• [Prompt]: Every entry here needs to be repeated exactly.

• [Input records]:
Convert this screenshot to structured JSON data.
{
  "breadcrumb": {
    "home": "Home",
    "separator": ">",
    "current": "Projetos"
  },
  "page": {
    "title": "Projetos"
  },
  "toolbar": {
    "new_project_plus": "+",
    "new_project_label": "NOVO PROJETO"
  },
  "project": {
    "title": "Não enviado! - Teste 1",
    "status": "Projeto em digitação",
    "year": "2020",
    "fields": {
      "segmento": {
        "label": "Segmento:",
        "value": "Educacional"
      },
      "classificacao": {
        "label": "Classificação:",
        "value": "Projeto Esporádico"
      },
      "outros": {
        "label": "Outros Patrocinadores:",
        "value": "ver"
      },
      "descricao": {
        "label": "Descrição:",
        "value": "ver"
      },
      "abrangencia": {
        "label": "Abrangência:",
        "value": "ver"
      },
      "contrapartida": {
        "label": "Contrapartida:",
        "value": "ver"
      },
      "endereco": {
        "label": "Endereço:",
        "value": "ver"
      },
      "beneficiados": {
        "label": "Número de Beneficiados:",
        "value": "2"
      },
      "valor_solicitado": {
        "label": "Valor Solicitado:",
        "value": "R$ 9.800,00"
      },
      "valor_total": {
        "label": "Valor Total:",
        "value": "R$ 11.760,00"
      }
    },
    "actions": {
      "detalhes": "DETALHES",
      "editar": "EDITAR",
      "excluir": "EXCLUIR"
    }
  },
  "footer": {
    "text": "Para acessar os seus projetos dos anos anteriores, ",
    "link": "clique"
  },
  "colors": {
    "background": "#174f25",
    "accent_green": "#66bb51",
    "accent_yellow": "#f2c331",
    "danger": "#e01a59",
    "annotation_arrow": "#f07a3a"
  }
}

• [Solution to the exercise]:
Convert this screenshot to structured JSON data.
{
  "breadcrumb": {
    "home": "Home",
    "separator": ">",
    "current": "Projetos"
  },
  "page": {
    "title": "Projetos"
  },
  "toolbar": {
    "new_project_plus": "+",
    "new_project_label": "NOVO PROJETO"
  },
  "project": {
    "title": "Não enviado! - Teste 1",
    "status": "Projeto em digitação",
    "year": "2020",
    "fields": {
      "segmento": {
        "label": "Segmento:",
        "value": "Educacional"
      },
      "classificacao": {
        "label": "Classificação:",
        "value": "Projeto Esporádico"
      },
      "outros": {
        "label": "Outros Patrocinadores:",
        "value": "ver"
      },
      "descricao": {
        "label": "Descrição:",
        "value": "ver"
      },
      "abrangencia": {
        "label": "Abrangência:",
        "value": "ver"
      },
      "contrapartida": {
        "label": "Contrapartida:",
        "value": "ver"
      },
      "endereco": {
        "label": "Endereço:",
        "value": "ver"
      },
      "beneficiados": {
        "label": "Número de Beneficiados:",
        "value": "2"
      },
      "valor_solicitado": {
        "label": "Valor Solicitado:",
        "value": "R$ 9.800,00"
      },
      "valor_total": {
        "label": "Valor Total:",
        "value": "R$ 11.760,00"
      }
    },
    "actions": {
      "detalhes": "DETALHES",
      "editar": "EDITAR",
      "excluir": "EXCLUIR"
    }
  },
  "footer": {
    "text": "Para acessar os seus projetos dos anos anteriores, ",
    "link": "clique"
  },
  "colors": {
    "background": "#174f25",
    "accent_green": "#66bb51",
    "accent_yellow": "#f2c331",
    "danger": "#e01a59",
    "annotation_arrow": "#f07a3a"
  }
}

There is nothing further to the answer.